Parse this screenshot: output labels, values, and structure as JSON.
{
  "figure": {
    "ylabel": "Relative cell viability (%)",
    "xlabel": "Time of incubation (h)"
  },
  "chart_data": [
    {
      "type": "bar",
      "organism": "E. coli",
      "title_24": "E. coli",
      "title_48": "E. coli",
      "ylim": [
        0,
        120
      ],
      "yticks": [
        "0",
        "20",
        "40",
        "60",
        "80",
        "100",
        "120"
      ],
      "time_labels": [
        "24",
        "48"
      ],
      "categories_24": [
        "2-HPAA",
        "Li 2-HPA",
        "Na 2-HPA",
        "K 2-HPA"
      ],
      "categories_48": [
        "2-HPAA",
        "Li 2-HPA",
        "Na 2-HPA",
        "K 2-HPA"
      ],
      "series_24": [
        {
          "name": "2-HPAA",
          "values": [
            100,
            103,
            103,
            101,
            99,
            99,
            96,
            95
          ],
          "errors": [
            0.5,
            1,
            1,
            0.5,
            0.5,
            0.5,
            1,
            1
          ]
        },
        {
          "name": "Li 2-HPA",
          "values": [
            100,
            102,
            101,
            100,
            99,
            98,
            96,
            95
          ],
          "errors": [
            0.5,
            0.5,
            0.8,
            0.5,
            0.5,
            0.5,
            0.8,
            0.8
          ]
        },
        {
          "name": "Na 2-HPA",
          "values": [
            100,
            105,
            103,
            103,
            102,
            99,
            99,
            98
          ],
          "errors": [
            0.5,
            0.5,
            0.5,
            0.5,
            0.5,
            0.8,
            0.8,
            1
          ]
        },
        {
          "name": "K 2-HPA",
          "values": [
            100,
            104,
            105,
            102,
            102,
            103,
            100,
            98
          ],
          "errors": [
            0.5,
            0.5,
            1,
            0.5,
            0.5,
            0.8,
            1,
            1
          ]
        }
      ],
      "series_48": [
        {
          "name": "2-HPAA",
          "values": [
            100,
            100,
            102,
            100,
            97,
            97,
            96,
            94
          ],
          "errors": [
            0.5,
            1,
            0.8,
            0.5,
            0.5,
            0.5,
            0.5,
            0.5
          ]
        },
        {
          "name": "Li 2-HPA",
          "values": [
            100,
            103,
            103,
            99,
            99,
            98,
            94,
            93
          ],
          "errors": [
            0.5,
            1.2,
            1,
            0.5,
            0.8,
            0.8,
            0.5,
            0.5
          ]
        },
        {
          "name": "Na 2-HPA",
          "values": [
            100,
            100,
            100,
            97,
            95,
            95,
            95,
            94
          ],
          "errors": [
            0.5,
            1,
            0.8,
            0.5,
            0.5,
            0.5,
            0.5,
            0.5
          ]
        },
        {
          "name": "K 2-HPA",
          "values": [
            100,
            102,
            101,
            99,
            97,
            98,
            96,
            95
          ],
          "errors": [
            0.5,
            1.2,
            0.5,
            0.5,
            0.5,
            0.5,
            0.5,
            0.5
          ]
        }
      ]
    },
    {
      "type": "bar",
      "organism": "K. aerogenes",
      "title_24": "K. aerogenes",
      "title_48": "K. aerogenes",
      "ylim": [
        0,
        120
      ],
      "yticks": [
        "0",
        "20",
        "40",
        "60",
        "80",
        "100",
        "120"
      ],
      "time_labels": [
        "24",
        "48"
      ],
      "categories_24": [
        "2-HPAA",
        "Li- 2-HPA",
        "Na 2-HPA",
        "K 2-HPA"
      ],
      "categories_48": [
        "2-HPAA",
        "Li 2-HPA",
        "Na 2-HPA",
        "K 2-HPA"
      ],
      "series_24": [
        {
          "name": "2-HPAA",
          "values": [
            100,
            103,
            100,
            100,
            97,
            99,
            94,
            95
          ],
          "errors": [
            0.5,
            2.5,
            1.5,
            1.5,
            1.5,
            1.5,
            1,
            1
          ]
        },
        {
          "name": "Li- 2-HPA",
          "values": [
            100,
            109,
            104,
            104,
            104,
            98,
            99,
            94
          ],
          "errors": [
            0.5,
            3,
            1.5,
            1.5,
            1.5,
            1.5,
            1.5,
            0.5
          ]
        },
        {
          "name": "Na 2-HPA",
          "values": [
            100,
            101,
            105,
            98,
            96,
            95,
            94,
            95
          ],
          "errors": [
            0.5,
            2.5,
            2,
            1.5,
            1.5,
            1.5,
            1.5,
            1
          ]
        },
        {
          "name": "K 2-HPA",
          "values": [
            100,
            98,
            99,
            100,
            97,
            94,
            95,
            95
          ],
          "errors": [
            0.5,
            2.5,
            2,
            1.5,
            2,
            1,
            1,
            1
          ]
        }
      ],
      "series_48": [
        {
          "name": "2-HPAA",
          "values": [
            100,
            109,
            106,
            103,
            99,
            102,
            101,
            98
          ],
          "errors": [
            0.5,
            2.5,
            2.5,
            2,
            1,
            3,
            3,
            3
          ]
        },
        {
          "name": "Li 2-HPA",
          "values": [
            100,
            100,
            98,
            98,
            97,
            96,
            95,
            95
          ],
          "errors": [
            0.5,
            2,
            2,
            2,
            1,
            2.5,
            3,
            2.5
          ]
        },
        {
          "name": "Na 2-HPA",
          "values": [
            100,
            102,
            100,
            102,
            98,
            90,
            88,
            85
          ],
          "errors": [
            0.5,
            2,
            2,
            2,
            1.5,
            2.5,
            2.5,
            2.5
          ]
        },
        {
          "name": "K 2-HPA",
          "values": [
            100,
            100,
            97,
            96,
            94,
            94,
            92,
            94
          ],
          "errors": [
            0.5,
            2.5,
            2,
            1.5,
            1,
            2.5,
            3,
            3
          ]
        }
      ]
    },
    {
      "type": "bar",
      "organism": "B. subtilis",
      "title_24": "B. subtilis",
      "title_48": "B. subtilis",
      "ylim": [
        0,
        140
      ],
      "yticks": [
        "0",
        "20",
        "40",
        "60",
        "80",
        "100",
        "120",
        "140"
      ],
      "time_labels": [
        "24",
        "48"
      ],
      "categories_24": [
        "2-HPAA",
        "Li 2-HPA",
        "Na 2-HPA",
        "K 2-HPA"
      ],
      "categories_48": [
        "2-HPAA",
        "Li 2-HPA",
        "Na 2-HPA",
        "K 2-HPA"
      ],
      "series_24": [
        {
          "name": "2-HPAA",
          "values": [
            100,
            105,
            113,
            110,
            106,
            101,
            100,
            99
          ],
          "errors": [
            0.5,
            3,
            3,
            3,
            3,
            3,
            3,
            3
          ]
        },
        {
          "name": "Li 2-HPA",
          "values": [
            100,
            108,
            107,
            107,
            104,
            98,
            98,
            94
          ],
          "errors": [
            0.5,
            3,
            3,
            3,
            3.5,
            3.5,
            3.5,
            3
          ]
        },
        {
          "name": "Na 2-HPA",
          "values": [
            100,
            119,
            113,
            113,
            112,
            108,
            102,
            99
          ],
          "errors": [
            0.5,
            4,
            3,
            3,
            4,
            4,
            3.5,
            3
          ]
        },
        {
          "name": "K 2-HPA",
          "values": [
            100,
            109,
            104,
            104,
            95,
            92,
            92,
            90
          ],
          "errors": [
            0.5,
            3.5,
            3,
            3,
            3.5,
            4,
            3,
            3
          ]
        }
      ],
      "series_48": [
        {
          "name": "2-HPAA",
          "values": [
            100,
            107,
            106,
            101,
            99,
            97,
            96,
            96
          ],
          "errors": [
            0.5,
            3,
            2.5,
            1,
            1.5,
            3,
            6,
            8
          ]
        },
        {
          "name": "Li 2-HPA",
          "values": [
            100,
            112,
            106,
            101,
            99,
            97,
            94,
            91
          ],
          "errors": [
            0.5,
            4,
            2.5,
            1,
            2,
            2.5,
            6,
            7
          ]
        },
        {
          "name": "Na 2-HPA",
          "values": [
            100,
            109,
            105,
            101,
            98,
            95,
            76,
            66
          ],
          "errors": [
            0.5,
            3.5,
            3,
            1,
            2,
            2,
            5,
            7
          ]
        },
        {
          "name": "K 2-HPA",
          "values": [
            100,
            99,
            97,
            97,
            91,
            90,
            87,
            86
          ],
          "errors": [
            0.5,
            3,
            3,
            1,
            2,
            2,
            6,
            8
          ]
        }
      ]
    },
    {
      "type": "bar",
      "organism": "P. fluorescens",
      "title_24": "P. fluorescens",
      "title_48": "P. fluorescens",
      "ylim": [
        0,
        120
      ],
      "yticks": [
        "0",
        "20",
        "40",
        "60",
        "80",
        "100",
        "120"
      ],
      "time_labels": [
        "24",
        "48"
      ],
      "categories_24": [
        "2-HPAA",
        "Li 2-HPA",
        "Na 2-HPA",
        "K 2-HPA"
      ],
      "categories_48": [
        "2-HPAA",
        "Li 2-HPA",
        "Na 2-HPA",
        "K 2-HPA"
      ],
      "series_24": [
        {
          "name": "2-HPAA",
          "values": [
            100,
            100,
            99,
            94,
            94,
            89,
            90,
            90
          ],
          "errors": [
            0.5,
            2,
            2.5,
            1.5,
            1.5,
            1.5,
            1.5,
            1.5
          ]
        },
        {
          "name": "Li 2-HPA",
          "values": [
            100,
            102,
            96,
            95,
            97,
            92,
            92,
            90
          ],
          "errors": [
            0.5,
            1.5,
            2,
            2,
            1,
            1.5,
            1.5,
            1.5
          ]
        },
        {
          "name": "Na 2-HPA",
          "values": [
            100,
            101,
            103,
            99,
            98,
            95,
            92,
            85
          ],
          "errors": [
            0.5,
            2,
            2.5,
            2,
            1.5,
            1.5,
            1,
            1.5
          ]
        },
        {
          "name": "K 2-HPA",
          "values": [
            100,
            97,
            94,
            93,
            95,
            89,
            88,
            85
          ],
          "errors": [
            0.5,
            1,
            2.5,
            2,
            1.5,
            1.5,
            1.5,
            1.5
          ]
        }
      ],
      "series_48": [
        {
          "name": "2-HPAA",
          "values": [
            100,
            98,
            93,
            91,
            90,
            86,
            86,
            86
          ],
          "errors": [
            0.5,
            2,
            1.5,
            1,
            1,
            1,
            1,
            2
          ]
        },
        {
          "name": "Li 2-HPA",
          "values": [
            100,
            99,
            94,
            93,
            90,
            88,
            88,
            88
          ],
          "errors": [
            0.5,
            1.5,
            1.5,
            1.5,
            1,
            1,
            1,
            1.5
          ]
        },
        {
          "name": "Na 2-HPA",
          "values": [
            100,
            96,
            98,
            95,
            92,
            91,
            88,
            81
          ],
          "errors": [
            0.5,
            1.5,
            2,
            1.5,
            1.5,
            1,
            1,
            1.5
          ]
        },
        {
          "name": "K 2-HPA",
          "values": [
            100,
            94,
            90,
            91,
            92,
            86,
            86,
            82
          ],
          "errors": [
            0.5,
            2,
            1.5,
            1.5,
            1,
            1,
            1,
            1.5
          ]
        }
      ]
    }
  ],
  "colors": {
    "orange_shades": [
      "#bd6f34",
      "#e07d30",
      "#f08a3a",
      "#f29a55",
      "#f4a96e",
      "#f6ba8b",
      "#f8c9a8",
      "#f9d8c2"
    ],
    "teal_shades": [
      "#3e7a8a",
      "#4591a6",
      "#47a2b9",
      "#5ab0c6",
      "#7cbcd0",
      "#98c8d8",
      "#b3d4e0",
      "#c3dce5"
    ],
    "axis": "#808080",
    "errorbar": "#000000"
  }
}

*-*-*

> [DIRECTIONS]:
Your answer must be every line from the listing above that holds the string "fluorescens".

> [EXPECTED ANSWER]:
      "organism": "P. fluorescens",
      "title_24": "P. fluorescens",
      "title_48": "P. fluorescens",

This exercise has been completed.